--- Start PROVIDED DATA ---

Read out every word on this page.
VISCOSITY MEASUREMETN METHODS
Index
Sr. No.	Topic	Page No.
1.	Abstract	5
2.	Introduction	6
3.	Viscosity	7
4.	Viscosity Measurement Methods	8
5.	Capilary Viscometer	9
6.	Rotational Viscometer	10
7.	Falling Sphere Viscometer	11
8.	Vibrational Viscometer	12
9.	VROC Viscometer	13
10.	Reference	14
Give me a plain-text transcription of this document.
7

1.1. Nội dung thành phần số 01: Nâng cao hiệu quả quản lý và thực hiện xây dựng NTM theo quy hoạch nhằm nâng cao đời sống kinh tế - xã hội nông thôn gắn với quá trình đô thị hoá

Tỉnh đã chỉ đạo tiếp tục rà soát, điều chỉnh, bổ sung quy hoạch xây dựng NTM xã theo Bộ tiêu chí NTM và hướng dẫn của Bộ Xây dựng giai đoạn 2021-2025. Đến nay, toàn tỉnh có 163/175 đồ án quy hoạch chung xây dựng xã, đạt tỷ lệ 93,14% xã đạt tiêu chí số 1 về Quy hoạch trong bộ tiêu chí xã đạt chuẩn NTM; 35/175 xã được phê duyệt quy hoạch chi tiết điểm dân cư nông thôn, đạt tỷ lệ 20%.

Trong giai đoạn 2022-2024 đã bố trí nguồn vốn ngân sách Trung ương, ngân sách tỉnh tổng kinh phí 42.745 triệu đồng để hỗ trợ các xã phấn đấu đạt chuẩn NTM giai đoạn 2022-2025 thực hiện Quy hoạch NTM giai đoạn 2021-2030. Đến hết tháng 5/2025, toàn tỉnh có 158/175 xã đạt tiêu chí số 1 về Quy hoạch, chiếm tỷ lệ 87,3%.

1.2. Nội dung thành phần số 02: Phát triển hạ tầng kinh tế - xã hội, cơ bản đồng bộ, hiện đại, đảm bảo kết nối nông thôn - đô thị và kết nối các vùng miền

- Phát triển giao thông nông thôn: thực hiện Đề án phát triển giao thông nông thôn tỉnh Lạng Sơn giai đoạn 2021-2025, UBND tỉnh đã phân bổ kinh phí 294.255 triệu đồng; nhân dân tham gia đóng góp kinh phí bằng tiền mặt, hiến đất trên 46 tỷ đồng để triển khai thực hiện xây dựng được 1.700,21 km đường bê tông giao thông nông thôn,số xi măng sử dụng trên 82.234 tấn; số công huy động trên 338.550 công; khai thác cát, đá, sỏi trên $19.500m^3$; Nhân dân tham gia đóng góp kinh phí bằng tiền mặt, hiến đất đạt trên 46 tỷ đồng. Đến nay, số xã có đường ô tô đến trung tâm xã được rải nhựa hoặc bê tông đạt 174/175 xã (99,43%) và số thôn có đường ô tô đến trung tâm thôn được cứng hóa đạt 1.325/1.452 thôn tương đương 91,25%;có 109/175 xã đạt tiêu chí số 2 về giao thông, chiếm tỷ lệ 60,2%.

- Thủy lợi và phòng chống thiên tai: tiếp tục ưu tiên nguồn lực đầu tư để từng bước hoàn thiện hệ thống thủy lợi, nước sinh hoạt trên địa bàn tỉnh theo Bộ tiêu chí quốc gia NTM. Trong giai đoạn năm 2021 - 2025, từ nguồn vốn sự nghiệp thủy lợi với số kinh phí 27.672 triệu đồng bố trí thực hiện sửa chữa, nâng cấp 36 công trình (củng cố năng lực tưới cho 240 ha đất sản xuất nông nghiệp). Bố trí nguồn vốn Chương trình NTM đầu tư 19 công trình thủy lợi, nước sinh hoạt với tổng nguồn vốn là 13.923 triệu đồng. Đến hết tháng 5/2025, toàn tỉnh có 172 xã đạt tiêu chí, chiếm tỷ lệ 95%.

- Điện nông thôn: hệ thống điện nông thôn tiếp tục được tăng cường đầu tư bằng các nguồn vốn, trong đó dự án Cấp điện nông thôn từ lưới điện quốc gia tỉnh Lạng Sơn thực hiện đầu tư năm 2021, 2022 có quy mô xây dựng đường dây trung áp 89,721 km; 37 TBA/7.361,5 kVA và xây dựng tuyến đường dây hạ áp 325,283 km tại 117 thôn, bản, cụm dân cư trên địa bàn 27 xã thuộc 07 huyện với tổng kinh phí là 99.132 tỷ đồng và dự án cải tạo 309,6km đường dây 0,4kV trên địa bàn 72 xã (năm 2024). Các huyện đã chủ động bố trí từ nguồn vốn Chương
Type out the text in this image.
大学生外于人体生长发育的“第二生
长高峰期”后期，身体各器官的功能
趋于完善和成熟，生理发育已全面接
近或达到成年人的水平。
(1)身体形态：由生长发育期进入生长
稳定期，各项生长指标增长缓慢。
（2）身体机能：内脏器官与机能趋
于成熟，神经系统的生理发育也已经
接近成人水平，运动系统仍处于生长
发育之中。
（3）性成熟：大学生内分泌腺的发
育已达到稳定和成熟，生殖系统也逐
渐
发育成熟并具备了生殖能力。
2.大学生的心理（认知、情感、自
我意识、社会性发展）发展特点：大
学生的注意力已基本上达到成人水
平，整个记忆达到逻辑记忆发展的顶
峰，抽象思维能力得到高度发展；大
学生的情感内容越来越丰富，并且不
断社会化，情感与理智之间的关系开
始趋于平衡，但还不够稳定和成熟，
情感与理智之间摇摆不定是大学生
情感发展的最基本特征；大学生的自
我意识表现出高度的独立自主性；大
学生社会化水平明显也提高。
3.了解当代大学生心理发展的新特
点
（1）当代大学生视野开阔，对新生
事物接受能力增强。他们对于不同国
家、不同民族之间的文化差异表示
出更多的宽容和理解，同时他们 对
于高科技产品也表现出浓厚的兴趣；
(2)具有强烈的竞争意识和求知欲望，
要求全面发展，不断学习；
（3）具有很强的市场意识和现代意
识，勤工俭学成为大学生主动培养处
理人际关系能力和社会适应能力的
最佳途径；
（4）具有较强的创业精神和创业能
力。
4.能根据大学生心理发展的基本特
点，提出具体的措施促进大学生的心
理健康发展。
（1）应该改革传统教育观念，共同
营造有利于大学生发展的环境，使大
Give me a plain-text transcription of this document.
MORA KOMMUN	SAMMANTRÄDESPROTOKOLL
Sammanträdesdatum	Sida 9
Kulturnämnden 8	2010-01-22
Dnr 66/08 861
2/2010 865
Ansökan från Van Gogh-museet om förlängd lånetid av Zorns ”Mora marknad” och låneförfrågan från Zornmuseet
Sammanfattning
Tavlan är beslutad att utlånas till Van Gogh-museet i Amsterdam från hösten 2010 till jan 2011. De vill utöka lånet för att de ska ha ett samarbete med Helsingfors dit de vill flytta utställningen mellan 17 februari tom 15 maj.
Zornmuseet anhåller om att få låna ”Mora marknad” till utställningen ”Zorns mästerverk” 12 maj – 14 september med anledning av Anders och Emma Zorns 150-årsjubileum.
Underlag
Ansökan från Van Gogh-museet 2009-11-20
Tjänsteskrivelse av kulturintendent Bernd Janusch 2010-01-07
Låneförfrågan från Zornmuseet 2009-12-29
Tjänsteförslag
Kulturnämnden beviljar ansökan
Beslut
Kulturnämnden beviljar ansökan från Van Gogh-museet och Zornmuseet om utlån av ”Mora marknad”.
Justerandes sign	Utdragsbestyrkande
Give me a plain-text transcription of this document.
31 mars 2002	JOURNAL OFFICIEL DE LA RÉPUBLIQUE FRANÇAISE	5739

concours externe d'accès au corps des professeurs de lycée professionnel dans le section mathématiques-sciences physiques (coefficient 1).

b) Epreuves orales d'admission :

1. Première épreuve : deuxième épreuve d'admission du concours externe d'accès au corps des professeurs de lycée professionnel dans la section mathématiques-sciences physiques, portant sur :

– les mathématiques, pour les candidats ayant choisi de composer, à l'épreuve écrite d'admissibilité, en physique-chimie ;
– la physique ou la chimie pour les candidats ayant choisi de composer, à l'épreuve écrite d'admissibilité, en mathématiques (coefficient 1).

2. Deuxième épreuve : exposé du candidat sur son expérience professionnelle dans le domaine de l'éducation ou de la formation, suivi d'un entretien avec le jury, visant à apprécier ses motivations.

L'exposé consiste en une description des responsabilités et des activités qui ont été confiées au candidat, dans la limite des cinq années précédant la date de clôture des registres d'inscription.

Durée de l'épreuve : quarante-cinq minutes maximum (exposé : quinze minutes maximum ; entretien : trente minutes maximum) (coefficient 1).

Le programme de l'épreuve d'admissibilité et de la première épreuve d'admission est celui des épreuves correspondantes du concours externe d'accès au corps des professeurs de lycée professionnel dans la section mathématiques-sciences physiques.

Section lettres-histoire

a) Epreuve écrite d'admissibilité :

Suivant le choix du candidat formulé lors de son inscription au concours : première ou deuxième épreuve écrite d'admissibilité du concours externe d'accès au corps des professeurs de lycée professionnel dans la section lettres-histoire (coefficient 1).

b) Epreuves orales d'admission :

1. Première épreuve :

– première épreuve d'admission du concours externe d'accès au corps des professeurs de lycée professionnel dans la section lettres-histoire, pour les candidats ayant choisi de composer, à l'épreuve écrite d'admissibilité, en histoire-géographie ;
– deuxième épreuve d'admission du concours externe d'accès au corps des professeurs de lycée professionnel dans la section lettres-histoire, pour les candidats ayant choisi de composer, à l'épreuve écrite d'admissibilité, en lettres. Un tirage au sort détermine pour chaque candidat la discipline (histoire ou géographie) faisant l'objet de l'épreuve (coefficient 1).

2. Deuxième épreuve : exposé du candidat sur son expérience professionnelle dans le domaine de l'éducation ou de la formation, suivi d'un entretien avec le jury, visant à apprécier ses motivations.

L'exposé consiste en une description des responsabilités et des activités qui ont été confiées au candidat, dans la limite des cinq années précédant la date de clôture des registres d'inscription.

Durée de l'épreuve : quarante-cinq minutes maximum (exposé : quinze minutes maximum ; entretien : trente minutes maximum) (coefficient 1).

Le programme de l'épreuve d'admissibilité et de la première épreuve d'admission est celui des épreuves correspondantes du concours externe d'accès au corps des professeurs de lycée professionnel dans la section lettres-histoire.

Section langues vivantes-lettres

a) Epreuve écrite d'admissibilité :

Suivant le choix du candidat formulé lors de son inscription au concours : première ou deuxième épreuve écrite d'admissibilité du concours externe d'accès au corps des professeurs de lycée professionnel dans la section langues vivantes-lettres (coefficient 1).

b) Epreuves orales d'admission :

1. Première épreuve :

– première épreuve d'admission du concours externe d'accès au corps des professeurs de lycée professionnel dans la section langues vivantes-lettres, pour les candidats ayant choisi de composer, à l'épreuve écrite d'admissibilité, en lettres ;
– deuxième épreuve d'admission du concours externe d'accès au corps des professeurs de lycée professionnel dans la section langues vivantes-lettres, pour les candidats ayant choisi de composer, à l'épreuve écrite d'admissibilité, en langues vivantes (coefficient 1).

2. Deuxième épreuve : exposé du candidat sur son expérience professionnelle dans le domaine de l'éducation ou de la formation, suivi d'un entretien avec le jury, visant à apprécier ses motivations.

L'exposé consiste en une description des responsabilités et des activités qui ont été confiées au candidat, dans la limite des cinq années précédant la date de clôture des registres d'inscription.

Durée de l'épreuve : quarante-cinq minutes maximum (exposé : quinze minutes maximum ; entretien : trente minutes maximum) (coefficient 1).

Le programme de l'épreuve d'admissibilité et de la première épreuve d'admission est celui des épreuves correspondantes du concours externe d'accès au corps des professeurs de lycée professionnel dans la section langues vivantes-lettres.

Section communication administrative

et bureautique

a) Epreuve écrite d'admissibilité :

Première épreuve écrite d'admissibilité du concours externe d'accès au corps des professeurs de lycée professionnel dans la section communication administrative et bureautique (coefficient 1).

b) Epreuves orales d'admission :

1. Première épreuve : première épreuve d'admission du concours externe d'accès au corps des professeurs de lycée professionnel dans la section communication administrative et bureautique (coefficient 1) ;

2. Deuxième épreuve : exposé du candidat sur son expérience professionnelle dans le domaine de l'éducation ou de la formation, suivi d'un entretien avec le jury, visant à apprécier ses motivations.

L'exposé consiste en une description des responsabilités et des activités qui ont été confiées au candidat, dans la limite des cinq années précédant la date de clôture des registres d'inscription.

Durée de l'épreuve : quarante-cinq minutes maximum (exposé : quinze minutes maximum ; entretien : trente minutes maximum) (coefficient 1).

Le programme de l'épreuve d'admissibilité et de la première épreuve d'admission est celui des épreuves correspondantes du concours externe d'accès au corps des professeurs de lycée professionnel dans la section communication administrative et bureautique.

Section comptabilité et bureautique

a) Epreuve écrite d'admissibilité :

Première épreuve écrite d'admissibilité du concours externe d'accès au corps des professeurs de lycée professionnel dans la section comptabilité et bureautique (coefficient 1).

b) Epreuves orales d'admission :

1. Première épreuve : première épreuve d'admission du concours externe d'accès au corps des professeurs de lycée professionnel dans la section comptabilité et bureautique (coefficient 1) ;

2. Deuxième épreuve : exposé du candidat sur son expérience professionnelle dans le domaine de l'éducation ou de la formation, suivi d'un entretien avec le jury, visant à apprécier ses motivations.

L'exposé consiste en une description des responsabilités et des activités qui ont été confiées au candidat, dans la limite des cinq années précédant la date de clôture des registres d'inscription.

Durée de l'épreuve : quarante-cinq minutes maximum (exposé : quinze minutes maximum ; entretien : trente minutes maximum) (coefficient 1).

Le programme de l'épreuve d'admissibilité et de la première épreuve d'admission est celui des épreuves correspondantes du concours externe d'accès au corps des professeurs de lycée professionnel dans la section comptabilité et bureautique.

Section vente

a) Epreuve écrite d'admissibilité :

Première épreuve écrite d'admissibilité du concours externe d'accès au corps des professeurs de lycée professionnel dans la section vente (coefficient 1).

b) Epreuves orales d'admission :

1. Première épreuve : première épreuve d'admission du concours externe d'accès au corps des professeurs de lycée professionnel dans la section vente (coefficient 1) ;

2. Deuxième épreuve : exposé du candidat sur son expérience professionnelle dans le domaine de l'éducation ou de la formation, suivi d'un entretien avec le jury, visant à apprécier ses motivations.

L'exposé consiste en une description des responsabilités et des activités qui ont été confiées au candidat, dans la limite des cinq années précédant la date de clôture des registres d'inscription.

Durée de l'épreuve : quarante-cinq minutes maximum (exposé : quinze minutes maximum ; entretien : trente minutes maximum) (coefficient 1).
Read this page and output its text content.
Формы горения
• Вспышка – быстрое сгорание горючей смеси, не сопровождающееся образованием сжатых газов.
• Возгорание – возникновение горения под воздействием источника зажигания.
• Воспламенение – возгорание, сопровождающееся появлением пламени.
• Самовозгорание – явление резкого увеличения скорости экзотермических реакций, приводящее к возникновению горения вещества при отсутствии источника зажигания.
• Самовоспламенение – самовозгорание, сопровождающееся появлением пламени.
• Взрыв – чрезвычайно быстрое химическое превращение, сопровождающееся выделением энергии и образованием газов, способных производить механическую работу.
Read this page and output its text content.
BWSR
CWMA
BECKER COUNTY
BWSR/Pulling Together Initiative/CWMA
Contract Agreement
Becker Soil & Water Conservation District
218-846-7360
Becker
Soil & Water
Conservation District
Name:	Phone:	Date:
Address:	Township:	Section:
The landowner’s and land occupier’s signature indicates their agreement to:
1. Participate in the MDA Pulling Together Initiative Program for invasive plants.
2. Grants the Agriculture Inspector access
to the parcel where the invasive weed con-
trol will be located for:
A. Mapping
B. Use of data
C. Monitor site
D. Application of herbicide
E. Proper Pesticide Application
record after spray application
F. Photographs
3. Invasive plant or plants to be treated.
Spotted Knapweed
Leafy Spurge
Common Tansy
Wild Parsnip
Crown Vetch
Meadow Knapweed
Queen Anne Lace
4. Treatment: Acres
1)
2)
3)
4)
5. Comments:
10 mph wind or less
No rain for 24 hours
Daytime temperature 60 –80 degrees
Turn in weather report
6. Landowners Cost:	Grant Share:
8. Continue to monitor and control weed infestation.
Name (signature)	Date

--- End PROVIDED DATA ---

WHAT THE TASK ASKS
In the records above, find the lines containing "пламени" and copy them.

SOLUTION
• Воспламенение – возгорание, сопровождающееся появлением пламени.
• Самовоспламенение – самовозгорание, сопровождающееся появлением пламени.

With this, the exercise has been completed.